WRITTEN INSTRUCTION - Extract verbatim every line from the first one through the line containing "x-tick-label: WP <box>259 543 276 554</box>", both ends included.

ENTRIES -
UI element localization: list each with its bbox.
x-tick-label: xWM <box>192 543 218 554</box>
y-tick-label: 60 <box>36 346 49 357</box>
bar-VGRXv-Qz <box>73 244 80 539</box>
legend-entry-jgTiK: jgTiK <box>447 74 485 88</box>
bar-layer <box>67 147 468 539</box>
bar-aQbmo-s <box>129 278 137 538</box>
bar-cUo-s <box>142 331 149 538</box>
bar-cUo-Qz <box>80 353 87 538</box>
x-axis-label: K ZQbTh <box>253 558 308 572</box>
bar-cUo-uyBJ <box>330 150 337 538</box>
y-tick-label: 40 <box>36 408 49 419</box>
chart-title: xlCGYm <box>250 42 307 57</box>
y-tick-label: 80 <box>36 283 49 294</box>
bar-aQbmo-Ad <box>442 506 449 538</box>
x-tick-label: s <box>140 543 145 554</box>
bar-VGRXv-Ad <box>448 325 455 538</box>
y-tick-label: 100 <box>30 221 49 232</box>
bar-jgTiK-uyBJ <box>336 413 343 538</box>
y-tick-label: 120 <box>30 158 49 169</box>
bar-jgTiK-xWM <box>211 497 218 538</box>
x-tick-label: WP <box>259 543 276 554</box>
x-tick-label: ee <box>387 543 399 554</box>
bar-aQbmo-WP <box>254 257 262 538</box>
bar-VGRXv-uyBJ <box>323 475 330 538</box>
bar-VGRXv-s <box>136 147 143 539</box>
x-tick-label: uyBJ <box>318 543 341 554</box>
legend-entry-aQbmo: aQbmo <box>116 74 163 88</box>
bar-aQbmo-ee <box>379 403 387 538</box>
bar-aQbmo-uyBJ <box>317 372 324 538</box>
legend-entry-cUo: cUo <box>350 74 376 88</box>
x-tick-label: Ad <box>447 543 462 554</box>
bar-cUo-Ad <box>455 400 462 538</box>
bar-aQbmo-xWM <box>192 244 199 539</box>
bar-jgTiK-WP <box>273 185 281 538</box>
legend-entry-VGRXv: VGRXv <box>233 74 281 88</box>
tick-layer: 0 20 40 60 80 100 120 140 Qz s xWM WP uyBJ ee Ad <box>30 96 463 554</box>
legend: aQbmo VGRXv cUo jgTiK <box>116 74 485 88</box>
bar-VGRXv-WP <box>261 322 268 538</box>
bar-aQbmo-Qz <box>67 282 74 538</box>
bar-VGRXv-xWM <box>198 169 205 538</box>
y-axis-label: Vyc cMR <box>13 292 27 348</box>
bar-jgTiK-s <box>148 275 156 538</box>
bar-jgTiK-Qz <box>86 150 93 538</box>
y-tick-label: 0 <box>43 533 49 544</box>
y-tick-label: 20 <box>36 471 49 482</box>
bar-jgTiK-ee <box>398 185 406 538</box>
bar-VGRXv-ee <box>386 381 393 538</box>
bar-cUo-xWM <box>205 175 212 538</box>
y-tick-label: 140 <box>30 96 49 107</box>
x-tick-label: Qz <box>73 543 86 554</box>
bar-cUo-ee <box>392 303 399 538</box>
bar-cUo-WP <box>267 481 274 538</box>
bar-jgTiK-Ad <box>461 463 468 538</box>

RESULT FOR THIS EXERCISE -
UI element localization: list each with its bbox.
x-tick-label: xWM <box>192 543 218 554</box>
y-tick-label: 60 <box>36 346 49 357</box>
bar-VGRXv-Qz <box>73 244 80 539</box>
legend-entry-jgTiK: jgTiK <box>447 74 485 88</box>
bar-layer <box>67 147 468 539</box>
bar-aQbmo-s <box>129 278 137 538</box>
bar-cUo-s <box>142 331 149 538</box>
bar-cUo-Qz <box>80 353 87 538</box>
x-axis-label: K ZQbTh <box>253 558 308 572</box>
bar-cUo-uyBJ <box>330 150 337 538</box>
y-tick-label: 40 <box>36 408 49 419</box>
chart-title: xlCGYm <box>250 42 307 57</box>
y-tick-label: 80 <box>36 283 49 294</box>
bar-aQbmo-Ad <box>442 506 449 538</box>
x-tick-label: s <box>140 543 145 554</box>
bar-VGRXv-Ad <box>448 325 455 538</box>
y-tick-label: 100 <box>30 221 49 232</box>
bar-jgTiK-uyBJ <box>336 413 343 538</box>
y-tick-label: 120 <box>30 158 49 169</box>
bar-jgTiK-xWM <box>211 497 218 538</box>
x-tick-label: WP <box>259 543 276 554</box>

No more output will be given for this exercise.